## Written exercise
All of the material below is to be returned exactly.

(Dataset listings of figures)
— Start —

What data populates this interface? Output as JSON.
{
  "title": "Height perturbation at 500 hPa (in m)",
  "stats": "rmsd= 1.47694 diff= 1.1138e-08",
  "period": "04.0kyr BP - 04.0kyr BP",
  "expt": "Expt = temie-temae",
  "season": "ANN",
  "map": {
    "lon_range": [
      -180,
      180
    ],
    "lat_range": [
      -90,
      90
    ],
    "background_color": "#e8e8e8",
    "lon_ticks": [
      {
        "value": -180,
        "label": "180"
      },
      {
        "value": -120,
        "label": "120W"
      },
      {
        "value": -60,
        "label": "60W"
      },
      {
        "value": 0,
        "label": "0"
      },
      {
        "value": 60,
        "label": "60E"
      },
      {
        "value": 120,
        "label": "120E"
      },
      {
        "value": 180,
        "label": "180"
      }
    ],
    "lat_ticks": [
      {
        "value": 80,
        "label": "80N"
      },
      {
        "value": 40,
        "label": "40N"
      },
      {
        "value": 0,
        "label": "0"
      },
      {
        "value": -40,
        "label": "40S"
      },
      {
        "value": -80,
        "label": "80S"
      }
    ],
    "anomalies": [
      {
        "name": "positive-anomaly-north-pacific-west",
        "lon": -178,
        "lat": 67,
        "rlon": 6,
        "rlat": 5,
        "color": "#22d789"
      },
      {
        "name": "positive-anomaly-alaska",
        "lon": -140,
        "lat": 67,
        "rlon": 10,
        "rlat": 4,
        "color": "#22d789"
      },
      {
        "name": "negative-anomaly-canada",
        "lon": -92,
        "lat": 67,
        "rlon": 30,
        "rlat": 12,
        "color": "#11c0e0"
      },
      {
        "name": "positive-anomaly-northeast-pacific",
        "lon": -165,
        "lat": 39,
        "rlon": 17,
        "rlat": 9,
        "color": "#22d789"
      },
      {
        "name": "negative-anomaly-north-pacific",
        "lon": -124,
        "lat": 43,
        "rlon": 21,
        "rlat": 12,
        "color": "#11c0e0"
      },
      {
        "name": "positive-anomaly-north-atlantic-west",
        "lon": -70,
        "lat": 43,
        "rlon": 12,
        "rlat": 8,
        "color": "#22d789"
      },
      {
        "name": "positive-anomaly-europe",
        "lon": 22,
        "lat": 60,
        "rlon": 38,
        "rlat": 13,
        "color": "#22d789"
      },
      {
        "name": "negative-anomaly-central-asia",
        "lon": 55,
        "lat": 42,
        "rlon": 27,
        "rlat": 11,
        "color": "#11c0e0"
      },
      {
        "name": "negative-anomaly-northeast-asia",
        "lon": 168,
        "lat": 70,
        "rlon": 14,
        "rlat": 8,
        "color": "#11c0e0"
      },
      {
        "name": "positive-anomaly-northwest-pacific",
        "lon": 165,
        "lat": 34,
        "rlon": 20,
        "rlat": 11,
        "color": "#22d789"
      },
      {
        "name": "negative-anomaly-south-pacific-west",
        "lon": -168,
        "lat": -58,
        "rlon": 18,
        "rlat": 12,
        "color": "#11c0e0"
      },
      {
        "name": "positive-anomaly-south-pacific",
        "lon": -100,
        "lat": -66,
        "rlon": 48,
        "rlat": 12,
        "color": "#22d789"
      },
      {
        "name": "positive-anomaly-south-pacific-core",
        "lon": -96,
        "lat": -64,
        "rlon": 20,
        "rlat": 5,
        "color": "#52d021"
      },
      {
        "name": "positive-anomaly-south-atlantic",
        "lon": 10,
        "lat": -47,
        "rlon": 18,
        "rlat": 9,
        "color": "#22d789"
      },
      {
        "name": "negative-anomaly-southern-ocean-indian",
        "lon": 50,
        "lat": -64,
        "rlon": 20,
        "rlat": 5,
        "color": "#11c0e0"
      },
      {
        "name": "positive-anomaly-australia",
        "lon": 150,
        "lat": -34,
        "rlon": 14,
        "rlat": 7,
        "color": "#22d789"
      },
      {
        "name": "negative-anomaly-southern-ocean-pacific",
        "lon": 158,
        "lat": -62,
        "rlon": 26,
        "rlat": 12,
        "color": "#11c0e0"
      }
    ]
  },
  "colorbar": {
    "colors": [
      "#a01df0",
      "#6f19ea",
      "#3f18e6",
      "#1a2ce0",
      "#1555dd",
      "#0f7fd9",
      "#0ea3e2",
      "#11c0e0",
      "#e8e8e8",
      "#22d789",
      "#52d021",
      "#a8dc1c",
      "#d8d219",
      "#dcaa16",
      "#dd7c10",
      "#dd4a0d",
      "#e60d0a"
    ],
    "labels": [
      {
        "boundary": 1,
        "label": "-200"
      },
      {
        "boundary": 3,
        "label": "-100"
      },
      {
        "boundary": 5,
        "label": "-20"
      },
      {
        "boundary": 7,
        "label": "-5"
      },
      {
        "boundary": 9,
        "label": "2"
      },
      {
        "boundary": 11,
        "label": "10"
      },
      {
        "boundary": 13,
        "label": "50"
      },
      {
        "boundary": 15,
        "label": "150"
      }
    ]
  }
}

— End —

## Worked answer
What data populates this interface? Output as JSON.
{
  "title": "Height perturbation at 500 hPa (in m)",
  "stats": "rmsd= 1.47694 diff= 1.1138e-08",
  "period": "04.0kyr BP - 04.0kyr BP",
  "expt": "Expt = temie-temae",
  "season": "ANN",
  "map": {
    "lon_range": [
      -180,
      180
    ],
    "lat_range": [
      -90,
      90
    ],
    "background_color": "#e8e8e8",
    "lon_ticks": [
      {
        "value": -180,
        "label": "180"
      },
      {
        "value": -120,
        "label": "120W"
      },
      {
        "value": -60,
        "label": "60W"
      },
      {
        "value": 0,
        "label": "0"
      },
      {
        "value": 60,
        "label": "60E"
      },
      {
        "value": 120,
        "label": "120E"
      },
      {
        "value": 180,
        "label": "180"
      }
    ],
    "lat_ticks": [
      {
        "value": 80,
        "label": "80N"
      },
      {
        "value": 40,
        "label": "40N"
      },
      {
        "value": 0,
        "label": "0"
      },
      {
        "value": -40,
        "label": "40S"
      },
      {
        "value": -80,
        "label": "80S"
      }
    ],
    "anomalies": [
      {
        "name": "positive-anomaly-north-pacific-west",
        "lon": -178,
        "lat": 67,
        "rlon": 6,
        "rlat": 5,
        "color": "#22d789"
      },
      {
        "name": "positive-anomaly-alaska",
        "lon": -140,
        "lat": 67,
        "rlon": 10,
        "rlat": 4,
        "color": "#22d789"
      },
      {
        "name": "negative-anomaly-canada",
        "lon": -92,
        "lat": 67,
        "rlon": 30,
        "rlat": 12,
        "color": "#11c0e0"
      },
      {
        "name": "positive-anomaly-northeast-pacific",
        "lon": -165,
        "lat": 39,
        "rlon": 17,
        "rlat": 9,
        "color": "#22d789"
      },
      {
        "name": "negative-anomaly-north-pacific",
        "lon": -124,
        "lat": 43,
        "rlon": 21,
        "rlat": 12,
        "color": "#11c0e0"
      },
      {
        "name": "positive-anomaly-north-atlantic-west",
        "lon": -70,
        "lat": 43,
        "rlon": 12,
        "rlat": 8,
        "color": "#22d789"
      },
      {
        "name": "positive-anomaly-europe",
        "lon": 22,
        "lat": 60,
        "rlon": 38,
        "rlat": 13,
        "color": "#22d789"
      },
      {
        "name": "negative-anomaly-central-asia",
        "lon": 55,
        "lat": 42,
        "rlon": 27,
        "rlat": 11,
        "color": "#11c0e0"
      },
      {
        "name": "negative-anomaly-northeast-asia",
        "lon": 168,
        "lat": 70,
        "rlon": 14,
        "rlat": 8,
        "color": "#11c0e0"
      },
      {
        "name": "positive-anomaly-northwest-pacific",
        "lon": 165,
        "lat": 34,
        "rlon": 20,
        "rlat": 11,
        "color": "#22d789"
      },
      {
        "name": "negative-anomaly-south-pacific-west",
        "lon": -168,
        "lat": -58,
        "rlon": 18,
        "rlat": 12,
        "color": "#11c0e0"
      },
      {
        "name": "positive-anomaly-south-pacific",
        "lon": -100,
        "lat": -66,
        "rlon": 48,
        "rlat": 12,
        "color": "#22d789"
      },
      {
        "name": "positive-anomaly-south-pacific-core",
        "lon": -96,
        "lat": -64,
        "rlon": 20,
        "rlat": 5,
        "color": "#52d021"
      },
      {
        "name": "positive-anomaly-south-atlantic",
        "lon": 10,
        "lat": -47,
        "rlon": 18,
        "rlat": 9,
        "color": "#22d789"
      },
      {
        "name": "negative-anomaly-southern-ocean-indian",
        "lon": 50,
        "lat": -64,
        "rlon": 20,
        "rlat": 5,
        "color": "#11c0e0"
      },
      {
        "name": "positive-anomaly-australia",
        "lon": 150,
        "lat": -34,
        "rlon": 14,
        "rlat": 7,
        "color": "#22d789"
      },
      {
        "name": "negative-anomaly-southern-ocean-pacific",
        "lon": 158,
        "lat": -62,
        "rlon": 26,
        "rlat": 12,
        "color": "#11c0e0"
      }
    ]
  },
  "colorbar": {
    "colors": [
      "#a01df0",
      "#6f19ea",
      "#3f18e6",
      "#1a2ce0",
      "#1555dd",
      "#0f7fd9",
      "#0ea3e2",
      "#11c0e0",
      "#e8e8e8",
      "#22d789",
      "#52d021",
      "#a8dc1c",
      "#d8d219",
      "#dcaa16",
      "#dd7c10",
      "#dd4a0d",
      "#e60d0a"
    ],
    "labels": [
      {
        "boundary": 1,
        "label": "-200"
      },
      {
        "boundary": 3,
        "label": "-100"
      },
      {
        "boundary": 5,
        "label": "-20"
      },
      {
        "boundary": 7,
        "label": "-5"
      },
      {
        "boundary": 9,
        "label": "2"
      },
      {
        "boundary": 11,
        "label": "10"
      },
      {
        "boundary": 13,
        "label": "50"
      },
      {
        "boundary": 15,
        "label": "150"
      }
    ]
  }
}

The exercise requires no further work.